Source document —
⁂

This article feels like one of those cases of "writer goes too far with his grand unified theory of what gaming ought to be".

I would rather agree with Jim Sterling, that "art shouldn't be limited". Individual creations should be seen as art first, video games second. If they don't fit into your narrower definition of video games, then they should be seen as a separate medium or adventure games, with their own values, instead of just bad video games.


For example I always campaigned for not talking about Visual Novels as if they would be video games. Not just because they are even more linear than adventure games, with nothing but literary content only interrupted by a handful of A/B/C choices between major novel-lenght story parts, but anyone who imagines them as video games, incorrectly pictures their romantic plots as dating sims (that would be more creepy than just romance plots in a novel).

And anyways, what's the point of taking a story, either an Adventure Game, or an Interactive Movie, or a Visual Novel, that is great at what it is, but declare that since it's an interactive software, it is officially categorized as a Video Game, and a shitty one for not being as interactive as the average?

⁂

Records —
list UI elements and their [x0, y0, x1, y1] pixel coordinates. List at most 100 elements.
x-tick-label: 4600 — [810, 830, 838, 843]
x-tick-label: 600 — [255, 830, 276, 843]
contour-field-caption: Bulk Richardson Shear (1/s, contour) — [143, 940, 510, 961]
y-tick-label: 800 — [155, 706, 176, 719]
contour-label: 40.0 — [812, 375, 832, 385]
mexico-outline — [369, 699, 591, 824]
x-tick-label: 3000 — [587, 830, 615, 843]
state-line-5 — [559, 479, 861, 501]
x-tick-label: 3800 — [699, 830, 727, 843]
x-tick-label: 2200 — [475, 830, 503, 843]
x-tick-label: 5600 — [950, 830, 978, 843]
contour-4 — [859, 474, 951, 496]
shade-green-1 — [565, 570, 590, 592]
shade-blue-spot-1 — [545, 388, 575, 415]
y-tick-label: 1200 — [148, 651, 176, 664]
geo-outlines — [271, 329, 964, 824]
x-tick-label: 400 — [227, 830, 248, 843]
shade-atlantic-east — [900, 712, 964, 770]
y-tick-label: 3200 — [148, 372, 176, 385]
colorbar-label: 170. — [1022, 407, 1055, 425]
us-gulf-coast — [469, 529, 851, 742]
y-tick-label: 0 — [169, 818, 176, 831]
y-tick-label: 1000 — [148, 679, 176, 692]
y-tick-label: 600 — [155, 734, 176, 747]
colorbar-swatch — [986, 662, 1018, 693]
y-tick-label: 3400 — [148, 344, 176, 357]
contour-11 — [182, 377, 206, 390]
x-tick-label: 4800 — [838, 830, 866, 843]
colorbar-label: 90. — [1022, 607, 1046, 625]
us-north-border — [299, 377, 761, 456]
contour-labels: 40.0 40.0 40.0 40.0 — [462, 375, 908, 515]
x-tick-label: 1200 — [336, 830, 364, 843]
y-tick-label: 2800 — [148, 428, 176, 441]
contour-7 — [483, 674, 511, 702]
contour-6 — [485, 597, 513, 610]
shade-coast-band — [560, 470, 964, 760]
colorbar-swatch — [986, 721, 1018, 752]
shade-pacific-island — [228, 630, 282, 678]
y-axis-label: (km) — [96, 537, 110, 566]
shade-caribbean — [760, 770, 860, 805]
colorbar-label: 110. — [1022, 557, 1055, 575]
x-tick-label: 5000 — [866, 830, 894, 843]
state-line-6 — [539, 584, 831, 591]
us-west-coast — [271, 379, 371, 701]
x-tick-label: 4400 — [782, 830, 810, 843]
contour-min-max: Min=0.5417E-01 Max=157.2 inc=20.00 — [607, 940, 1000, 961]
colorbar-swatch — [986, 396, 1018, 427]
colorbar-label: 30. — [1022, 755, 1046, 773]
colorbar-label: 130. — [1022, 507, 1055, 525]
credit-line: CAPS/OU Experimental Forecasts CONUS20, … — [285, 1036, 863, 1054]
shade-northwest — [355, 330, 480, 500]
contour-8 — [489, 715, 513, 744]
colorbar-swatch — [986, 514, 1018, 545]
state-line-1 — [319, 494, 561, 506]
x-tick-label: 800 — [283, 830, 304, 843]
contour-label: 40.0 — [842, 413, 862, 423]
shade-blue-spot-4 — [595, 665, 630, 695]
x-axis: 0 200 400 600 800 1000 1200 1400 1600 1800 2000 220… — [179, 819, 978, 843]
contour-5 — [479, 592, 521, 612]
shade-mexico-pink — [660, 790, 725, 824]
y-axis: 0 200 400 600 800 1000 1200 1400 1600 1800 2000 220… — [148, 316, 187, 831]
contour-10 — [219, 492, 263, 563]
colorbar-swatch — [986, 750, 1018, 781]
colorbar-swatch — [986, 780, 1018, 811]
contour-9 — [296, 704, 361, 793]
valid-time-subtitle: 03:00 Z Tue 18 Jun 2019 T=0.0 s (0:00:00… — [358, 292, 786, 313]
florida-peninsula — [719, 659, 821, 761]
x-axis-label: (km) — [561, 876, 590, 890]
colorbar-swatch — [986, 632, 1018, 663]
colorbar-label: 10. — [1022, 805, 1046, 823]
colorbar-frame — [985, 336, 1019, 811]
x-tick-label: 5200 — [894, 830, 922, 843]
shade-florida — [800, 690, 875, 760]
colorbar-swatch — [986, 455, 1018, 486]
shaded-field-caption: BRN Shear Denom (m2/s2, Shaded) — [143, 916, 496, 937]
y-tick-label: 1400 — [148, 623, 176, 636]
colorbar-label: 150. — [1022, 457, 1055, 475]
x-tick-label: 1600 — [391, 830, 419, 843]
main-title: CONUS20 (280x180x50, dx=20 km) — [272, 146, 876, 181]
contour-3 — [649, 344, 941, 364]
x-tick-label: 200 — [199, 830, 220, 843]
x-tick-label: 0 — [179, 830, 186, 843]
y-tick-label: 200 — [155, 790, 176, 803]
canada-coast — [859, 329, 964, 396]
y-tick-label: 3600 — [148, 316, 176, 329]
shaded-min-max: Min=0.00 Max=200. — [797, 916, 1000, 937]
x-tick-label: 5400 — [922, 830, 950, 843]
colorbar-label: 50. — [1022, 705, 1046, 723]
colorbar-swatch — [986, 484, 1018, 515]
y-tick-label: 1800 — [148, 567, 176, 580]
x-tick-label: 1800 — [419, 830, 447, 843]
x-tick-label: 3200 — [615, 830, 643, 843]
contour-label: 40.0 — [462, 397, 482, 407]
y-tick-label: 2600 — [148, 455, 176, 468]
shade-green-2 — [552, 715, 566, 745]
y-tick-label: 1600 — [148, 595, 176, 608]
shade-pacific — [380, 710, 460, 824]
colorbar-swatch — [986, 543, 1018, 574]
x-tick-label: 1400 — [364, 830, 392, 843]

⁂

Activities —
a) Why does the comment say Visual Novels shouldn't be discussed as video games? Answer in one to three sentences.
b) In the comment, whose view that "art shouldn't be limited" does the writer agree with?

Task answers —
a) They are even more linear than adventure games: mostly literary content, broken only by a handful of A/B/C choices between major novel-length story parts. Also, anyone who imagines them as video games wrongly pictures their romantic plots as dating sims, which the comment calls creepier than romance plots in a novel.

b) Jim Sterling's.